• _Goal_:
Filter for the word "единого" and keep each matching line.

• _Records for the exercise_:
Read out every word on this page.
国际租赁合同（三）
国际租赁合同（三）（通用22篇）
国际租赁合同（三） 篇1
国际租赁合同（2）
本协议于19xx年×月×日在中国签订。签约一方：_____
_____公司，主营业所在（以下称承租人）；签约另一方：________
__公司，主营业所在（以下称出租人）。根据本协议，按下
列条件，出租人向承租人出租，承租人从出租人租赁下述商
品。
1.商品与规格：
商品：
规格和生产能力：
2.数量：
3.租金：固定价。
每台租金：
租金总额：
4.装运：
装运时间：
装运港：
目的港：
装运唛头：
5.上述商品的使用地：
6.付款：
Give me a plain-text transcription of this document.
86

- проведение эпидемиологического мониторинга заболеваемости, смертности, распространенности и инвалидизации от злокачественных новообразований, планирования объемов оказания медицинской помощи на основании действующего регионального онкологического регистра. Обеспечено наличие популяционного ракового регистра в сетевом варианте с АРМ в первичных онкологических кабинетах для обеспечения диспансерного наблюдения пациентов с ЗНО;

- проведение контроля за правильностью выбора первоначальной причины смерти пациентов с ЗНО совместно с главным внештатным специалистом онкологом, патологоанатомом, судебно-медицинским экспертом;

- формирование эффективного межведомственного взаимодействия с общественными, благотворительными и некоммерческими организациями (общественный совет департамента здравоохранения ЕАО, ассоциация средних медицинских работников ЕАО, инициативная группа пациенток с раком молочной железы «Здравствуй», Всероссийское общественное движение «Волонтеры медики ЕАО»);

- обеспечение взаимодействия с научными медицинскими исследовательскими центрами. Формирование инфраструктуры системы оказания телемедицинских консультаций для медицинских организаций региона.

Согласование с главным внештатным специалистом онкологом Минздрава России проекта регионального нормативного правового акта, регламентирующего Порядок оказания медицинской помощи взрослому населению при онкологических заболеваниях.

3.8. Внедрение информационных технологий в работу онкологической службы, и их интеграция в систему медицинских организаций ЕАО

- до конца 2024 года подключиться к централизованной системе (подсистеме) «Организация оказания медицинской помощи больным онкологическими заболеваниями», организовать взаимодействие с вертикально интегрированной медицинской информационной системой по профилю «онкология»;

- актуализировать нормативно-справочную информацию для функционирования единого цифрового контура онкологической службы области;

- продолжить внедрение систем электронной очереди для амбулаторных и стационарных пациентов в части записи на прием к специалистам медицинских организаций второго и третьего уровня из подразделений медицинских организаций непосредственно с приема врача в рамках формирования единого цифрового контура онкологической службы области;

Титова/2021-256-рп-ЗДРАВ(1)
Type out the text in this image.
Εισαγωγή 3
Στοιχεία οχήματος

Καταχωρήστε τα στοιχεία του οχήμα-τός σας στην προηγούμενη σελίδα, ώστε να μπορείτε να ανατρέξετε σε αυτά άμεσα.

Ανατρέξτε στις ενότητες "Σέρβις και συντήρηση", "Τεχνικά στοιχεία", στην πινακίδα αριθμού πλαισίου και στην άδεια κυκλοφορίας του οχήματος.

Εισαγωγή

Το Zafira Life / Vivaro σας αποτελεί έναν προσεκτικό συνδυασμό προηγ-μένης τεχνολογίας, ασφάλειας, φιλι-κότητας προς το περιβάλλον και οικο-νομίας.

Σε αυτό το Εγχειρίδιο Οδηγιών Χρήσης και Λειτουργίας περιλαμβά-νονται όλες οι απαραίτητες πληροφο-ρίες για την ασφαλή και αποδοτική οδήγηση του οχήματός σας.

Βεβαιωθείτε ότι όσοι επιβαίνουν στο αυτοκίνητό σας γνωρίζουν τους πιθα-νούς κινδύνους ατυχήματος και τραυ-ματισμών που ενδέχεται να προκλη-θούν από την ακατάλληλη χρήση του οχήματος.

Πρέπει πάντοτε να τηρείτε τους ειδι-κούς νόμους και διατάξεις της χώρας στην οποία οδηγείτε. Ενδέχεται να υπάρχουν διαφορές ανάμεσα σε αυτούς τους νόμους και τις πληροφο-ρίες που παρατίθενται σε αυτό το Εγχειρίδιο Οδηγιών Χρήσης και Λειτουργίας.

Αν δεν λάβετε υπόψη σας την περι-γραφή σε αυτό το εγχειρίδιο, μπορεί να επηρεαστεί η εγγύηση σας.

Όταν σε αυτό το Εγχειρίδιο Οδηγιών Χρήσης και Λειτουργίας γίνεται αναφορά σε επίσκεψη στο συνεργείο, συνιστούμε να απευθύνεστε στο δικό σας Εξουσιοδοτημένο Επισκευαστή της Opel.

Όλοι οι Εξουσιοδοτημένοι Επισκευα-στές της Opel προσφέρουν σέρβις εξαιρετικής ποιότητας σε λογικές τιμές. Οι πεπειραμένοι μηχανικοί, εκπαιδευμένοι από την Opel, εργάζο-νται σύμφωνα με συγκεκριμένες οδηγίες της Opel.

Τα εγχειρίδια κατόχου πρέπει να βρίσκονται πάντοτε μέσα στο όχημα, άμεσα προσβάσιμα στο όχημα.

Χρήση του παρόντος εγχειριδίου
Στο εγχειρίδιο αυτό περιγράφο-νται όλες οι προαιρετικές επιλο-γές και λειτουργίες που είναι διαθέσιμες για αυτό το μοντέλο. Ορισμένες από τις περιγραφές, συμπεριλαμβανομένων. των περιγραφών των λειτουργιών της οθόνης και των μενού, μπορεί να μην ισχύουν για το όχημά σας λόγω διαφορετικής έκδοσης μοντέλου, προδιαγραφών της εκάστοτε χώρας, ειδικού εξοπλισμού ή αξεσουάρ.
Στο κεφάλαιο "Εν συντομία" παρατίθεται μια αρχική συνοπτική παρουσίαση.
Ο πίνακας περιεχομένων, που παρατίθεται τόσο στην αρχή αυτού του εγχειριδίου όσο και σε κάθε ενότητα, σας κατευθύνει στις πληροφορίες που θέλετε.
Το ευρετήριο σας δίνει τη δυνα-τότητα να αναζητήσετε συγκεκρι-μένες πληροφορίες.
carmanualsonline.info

• _Output of the task_:
- актуализировать нормативно-справочную информацию для функционирования единого цифрового контура онкологической службы области;
- продолжить внедрение систем электронной очереди для амбулаторных и стационарных пациентов в части записи на прием к специалистам медицинских организаций второго и третьего уровня из подразделений медицинских организаций непосредственно с приема врача в рамках формирования единого цифрового контура онкологической службы области;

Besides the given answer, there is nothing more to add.